(Raw records)
## Start
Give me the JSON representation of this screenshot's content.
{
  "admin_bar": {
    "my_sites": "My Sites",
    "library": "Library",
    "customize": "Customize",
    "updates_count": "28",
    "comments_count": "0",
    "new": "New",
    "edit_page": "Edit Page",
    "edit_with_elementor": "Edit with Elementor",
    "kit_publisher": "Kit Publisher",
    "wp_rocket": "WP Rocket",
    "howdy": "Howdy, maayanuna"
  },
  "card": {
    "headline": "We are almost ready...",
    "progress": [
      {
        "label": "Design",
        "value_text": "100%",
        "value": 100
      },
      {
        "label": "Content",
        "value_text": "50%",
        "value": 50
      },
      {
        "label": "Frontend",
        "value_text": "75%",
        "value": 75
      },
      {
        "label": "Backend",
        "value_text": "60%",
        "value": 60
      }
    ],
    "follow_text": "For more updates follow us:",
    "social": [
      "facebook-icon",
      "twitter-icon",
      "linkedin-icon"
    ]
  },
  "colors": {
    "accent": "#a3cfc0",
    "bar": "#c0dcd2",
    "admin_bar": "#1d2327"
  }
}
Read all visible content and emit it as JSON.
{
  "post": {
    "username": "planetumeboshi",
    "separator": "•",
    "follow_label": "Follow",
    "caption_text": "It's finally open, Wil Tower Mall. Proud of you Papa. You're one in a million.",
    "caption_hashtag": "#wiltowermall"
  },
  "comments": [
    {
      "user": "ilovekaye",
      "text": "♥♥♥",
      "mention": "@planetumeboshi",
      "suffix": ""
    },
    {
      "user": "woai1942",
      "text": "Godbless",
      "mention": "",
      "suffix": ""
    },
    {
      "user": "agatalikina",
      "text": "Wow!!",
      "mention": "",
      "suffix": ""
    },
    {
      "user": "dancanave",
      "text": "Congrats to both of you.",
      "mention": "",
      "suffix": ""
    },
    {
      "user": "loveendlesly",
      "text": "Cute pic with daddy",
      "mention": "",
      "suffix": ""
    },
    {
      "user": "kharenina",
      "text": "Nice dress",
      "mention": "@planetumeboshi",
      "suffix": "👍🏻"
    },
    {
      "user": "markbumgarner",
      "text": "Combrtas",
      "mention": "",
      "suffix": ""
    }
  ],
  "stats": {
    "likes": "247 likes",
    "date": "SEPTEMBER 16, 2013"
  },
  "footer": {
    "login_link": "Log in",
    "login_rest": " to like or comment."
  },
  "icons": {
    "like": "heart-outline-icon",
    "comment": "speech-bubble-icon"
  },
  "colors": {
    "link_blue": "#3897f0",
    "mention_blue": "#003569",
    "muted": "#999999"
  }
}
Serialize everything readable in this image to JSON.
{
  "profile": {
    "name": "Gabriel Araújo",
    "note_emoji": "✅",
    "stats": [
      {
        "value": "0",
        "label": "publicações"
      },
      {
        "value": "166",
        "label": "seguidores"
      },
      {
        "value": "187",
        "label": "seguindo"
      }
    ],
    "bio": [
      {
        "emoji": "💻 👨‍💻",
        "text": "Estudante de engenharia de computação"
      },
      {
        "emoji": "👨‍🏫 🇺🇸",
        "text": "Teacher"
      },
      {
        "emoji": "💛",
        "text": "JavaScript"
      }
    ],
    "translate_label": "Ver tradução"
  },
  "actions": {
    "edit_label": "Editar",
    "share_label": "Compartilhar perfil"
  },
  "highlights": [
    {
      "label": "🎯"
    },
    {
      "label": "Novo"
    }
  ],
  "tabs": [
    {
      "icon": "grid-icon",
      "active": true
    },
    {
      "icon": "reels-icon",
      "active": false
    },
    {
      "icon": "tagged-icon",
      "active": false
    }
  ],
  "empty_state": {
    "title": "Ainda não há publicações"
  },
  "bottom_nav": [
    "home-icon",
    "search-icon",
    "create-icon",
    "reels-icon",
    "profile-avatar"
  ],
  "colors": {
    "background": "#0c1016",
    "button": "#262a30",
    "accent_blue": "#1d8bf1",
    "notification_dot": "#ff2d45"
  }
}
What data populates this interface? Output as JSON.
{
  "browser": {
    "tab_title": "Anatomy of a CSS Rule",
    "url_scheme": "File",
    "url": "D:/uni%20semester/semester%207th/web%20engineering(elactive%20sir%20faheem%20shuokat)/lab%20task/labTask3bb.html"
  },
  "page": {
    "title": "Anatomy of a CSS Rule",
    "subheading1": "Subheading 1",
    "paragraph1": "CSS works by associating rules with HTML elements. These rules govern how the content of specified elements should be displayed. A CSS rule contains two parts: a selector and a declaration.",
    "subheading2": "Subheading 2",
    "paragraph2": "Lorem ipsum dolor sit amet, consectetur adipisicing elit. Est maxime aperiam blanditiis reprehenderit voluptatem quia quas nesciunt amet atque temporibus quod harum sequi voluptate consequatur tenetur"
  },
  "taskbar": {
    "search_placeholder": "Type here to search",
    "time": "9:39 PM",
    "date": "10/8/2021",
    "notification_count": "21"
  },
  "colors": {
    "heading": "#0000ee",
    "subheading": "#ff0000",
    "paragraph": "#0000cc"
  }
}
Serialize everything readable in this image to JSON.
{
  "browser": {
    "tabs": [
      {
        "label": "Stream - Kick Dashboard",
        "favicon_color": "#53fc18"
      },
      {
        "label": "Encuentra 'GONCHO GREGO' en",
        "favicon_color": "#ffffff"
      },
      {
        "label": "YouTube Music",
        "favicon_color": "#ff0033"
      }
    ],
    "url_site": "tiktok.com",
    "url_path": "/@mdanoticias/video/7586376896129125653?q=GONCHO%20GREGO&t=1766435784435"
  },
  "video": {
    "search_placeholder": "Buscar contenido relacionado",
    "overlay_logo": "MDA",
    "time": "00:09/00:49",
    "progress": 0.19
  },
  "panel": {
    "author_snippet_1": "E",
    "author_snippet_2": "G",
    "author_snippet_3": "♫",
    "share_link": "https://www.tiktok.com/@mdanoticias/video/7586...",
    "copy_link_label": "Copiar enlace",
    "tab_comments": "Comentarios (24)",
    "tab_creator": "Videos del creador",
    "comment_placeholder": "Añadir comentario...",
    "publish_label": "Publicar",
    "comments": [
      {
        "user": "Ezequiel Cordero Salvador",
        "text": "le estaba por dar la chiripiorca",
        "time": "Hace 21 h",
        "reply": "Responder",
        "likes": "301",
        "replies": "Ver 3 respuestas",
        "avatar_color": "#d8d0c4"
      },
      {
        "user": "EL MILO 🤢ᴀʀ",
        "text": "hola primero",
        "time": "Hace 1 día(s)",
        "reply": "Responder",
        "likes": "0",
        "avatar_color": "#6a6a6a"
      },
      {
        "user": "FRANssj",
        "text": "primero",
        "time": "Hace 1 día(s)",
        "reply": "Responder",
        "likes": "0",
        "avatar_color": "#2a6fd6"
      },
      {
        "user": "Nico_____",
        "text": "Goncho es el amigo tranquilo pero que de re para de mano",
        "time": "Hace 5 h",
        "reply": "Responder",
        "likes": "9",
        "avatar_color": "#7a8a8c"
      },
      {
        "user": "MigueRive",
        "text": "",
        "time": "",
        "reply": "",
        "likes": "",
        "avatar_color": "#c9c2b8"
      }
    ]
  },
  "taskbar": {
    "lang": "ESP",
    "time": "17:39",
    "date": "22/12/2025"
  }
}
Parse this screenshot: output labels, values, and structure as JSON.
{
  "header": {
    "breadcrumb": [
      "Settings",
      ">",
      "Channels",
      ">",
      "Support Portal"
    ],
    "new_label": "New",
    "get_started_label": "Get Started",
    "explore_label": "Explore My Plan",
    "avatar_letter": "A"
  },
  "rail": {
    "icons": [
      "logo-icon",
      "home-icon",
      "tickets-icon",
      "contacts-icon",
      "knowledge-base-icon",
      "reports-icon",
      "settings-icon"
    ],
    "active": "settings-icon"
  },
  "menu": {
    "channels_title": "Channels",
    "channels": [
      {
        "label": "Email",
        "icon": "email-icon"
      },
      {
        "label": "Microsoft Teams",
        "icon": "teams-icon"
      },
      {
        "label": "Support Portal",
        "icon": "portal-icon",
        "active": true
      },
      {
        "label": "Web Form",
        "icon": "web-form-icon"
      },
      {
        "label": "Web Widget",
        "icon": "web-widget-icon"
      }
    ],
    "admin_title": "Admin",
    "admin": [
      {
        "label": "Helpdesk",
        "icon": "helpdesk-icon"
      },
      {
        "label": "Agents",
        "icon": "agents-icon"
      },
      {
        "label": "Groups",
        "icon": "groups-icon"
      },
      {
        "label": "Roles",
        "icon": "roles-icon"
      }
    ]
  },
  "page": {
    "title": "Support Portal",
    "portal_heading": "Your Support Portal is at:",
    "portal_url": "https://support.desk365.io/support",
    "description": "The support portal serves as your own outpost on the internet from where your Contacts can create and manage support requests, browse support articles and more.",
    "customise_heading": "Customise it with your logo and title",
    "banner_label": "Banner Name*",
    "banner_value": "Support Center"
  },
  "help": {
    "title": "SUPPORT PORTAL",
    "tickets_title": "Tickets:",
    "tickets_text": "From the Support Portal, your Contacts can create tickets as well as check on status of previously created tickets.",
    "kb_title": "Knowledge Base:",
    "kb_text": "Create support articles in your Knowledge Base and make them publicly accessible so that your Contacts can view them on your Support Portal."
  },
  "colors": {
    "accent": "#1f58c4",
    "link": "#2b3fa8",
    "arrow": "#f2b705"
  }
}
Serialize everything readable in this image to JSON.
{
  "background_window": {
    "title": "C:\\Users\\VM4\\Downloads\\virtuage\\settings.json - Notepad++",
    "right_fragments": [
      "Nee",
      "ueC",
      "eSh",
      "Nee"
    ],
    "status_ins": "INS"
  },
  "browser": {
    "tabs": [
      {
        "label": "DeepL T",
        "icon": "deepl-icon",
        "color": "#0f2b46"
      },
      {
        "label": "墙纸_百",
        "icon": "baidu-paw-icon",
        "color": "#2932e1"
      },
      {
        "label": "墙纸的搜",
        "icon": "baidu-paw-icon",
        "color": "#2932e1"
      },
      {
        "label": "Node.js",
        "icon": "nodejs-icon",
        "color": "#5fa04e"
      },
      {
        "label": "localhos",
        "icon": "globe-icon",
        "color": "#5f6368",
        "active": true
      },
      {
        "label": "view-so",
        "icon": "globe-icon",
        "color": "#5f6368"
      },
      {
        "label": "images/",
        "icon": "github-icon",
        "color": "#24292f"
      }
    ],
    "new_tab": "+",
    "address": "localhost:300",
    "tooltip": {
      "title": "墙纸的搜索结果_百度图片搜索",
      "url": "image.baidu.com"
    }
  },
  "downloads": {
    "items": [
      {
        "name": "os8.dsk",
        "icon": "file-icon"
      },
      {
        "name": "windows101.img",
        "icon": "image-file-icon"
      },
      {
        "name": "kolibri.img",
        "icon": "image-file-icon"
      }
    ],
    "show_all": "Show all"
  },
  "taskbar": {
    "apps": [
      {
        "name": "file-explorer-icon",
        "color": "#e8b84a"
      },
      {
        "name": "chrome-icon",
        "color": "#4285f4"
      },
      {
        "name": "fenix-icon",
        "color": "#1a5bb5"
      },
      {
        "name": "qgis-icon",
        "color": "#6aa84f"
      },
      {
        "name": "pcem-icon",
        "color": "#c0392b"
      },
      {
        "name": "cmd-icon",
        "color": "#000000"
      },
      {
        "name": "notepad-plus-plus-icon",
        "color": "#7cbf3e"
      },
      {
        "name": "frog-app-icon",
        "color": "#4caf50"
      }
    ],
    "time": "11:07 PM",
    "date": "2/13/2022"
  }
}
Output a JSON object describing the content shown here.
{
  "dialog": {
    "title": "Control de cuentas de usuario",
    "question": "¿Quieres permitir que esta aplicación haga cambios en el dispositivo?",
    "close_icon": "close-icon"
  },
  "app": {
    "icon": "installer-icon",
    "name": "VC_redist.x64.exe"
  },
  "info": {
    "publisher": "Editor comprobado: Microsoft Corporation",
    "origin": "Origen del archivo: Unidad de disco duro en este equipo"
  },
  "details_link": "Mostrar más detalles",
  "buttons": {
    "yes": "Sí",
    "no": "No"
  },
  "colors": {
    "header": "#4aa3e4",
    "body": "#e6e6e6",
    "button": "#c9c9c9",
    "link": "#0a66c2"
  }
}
## End
Only lines that contain the word "more" are wanted; copy each of them.

### Written solution
    "follow_text": "For more updates follow us:",
    "description": "The support portal serves as your own outpost on the internet from where your Contacts can create and manage support requests, browse support articles and more.",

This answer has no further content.